> What to produce:
Repeat the data verbatim.

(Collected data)
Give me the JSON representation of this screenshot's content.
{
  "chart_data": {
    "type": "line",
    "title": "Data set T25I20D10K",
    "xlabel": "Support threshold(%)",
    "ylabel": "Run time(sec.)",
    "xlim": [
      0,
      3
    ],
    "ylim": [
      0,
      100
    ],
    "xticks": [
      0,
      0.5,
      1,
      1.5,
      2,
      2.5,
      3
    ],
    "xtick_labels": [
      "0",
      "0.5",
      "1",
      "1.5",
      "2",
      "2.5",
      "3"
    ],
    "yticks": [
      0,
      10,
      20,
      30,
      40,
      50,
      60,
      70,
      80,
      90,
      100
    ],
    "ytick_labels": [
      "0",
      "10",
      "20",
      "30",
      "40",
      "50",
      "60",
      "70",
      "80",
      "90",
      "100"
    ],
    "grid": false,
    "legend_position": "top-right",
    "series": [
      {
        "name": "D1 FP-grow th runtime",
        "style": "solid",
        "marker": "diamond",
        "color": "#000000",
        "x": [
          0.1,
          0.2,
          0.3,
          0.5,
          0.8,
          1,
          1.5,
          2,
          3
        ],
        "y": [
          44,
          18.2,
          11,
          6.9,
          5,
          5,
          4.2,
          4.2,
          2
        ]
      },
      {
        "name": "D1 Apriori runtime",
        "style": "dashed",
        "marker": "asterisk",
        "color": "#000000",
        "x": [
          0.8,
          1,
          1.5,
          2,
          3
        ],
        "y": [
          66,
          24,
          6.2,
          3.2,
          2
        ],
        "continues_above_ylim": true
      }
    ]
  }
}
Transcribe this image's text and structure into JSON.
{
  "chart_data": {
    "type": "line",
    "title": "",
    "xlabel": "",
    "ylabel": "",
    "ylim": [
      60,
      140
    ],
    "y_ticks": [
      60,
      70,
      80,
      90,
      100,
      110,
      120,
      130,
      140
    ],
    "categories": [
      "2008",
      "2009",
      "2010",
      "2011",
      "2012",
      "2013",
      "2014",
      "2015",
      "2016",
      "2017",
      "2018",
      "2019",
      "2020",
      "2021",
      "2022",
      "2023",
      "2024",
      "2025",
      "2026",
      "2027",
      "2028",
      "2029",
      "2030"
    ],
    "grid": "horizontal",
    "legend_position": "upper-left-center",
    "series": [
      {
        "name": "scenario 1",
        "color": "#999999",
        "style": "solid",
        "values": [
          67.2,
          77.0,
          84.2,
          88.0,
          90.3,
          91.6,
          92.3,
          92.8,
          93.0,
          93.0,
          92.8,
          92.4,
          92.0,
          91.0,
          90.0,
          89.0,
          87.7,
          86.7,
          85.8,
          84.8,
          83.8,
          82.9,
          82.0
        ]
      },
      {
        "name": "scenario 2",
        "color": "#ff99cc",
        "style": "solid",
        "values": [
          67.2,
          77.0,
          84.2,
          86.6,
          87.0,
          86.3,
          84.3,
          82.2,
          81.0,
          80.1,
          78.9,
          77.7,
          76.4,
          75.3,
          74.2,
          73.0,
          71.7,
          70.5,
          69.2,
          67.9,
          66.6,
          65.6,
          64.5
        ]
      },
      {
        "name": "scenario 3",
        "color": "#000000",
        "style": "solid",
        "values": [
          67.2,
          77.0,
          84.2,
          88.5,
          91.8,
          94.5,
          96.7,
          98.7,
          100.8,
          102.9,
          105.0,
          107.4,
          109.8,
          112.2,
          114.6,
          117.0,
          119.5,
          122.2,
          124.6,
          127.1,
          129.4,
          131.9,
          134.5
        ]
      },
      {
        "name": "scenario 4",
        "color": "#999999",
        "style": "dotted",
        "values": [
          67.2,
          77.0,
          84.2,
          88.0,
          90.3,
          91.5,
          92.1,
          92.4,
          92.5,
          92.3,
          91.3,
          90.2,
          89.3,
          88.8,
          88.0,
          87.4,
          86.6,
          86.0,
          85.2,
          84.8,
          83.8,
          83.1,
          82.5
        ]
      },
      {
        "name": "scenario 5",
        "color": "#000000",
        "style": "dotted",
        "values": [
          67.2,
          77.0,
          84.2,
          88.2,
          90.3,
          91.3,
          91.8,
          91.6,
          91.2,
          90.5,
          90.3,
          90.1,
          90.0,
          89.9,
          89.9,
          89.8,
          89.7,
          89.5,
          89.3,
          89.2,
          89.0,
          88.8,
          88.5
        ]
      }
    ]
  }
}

> Result of the task:
Give me the JSON representation of this screenshot's content.
{
  "chart_data": {
    "type": "line",
    "title": "Data set T25I20D10K",
    "xlabel": "Support threshold(%)",
    "ylabel": "Run time(sec.)",
    "xlim": [
      0,
      3
    ],
    "ylim": [
      0,
      100
    ],
    "xticks": [
      0,
      0.5,
      1,
      1.5,
      2,
      2.5,
      3
    ],
    "xtick_labels": [
      "0",
      "0.5",
      "1",
      "1.5",
      "2",
      "2.5",
      "3"
    ],
    "yticks": [
      0,
      10,
      20,
      30,
      40,
      50,
      60,
      70,
      80,
      90,
      100
    ],
    "ytick_labels": [
      "0",
      "10",
      "20",
      "30",
      "40",
      "50",
      "60",
      "70",
      "80",
      "90",
      "100"
    ],
    "grid": false,
    "legend_position": "top-right",
    "series": [
      {
        "name": "D1 FP-grow th runtime",
        "style": "solid",
        "marker": "diamond",
        "color": "#000000",
        "x": [
          0.1,
          0.2,
          0.3,
          0.5,
          0.8,
          1,
          1.5,
          2,
          3
        ],
        "y": [
          44,
          18.2,
          11,
          6.9,
          5,
          5,
          4.2,
          4.2,
          2
        ]
      },
      {
        "name": "D1 Apriori runtime",
        "style": "dashed",
        "marker": "asterisk",
        "color": "#000000",
        "x": [
          0.8,
          1,
          1.5,
          2,
          3
        ],
        "y": [
          66,
          24,
          6.2,
          3.2,
          2
        ],
        "continues_above_ylim": true
      }
    ]
  }
}
Transcribe this image's text and structure into JSON.
{
  "chart_data": {
    "type": "line",
    "title": "",
    "xlabel": "",
    "ylabel": "",
    "ylim": [
      60,
      140
    ],
    "y_ticks": [
      60,
      70,
      80,
      90,
      100,
      110,
      120,
      130,
      140
    ],
    "categories": [
      "2008",
      "2009",
      "2010",
      "2011",
      "2012",
      "2013",
      "2014",
      "2015",
      "2016",
      "2017",
      "2018",
      "2019",
      "2020",
      "2021",
      "2022",
      "2023",
      "2024",
      "2025",
      "2026",
      "2027",
      "2028",
      "2029",
      "2030"
    ],
    "grid": "horizontal",
    "legend_position": "upper-left-center",
    "series": [
      {
        "name": "scenario 1",
        "color": "#999999",
        "style": "solid",
        "values": [
          67.2,
          77.0,
          84.2,
          88.0,
          90.3,
          91.6,
          92.3,
          92.8,
          93.0,
          93.0,
          92.8,
          92.4,
          92.0,
          91.0,
          90.0,
          89.0,
          87.7,
          86.7,
          85.8,
          84.8,
          83.8,
          82.9,
          82.0
        ]
      },
      {
        "name": "scenario 2",
        "color": "#ff99cc",
        "style": "solid",
        "values": [
          67.2,
          77.0,
          84.2,
          86.6,
          87.0,
          86.3,
          84.3,
          82.2,
          81.0,
          80.1,
          78.9,
          77.7,
          76.4,
          75.3,
          74.2,
          73.0,
          71.7,
          70.5,
          69.2,
          67.9,
          66.6,
          65.6,
          64.5
        ]
      },
      {
        "name": "scenario 3",
        "color": "#000000",
        "style": "solid",
        "values": [
          67.2,
          77.0,
          84.2,
          88.5,
          91.8,
          94.5,
          96.7,
          98.7,
          100.8,
          102.9,
          105.0,
          107.4,
          109.8,
          112.2,
          114.6,
          117.0,
          119.5,
          122.2,
          124.6,
          127.1,
          129.4,
          131.9,
          134.5
        ]
      },
      {
        "name": "scenario 4",
        "color": "#999999",
        "style": "dotted",
        "values": [
          67.2,
          77.0,
          84.2,
          88.0,
          90.3,
          91.5,
          92.1,
          92.4,
          92.5,
          92.3,
          91.3,
          90.2,
          89.3,
          88.8,
          88.0,
          87.4,
          86.6,
          86.0,
          85.2,
          84.8,
          83.8,
          83.1,
          82.5
        ]
      },
      {
        "name": "scenario 5",
        "color": "#000000",
        "style": "dotted",
        "values": [
          67.2,
          77.0,
          84.2,
          88.2,
          90.3,
          91.3,
          91.8,
          91.6,
          91.2,
          90.5,
          90.3,
          90.1,
          90.0,
          89.9,
          89.9,
          89.8,
          89.7,
          89.5,
          89.3,
          89.2,
          89.0,
          88.8,
          88.5
        ]
      }
    ]
  }
}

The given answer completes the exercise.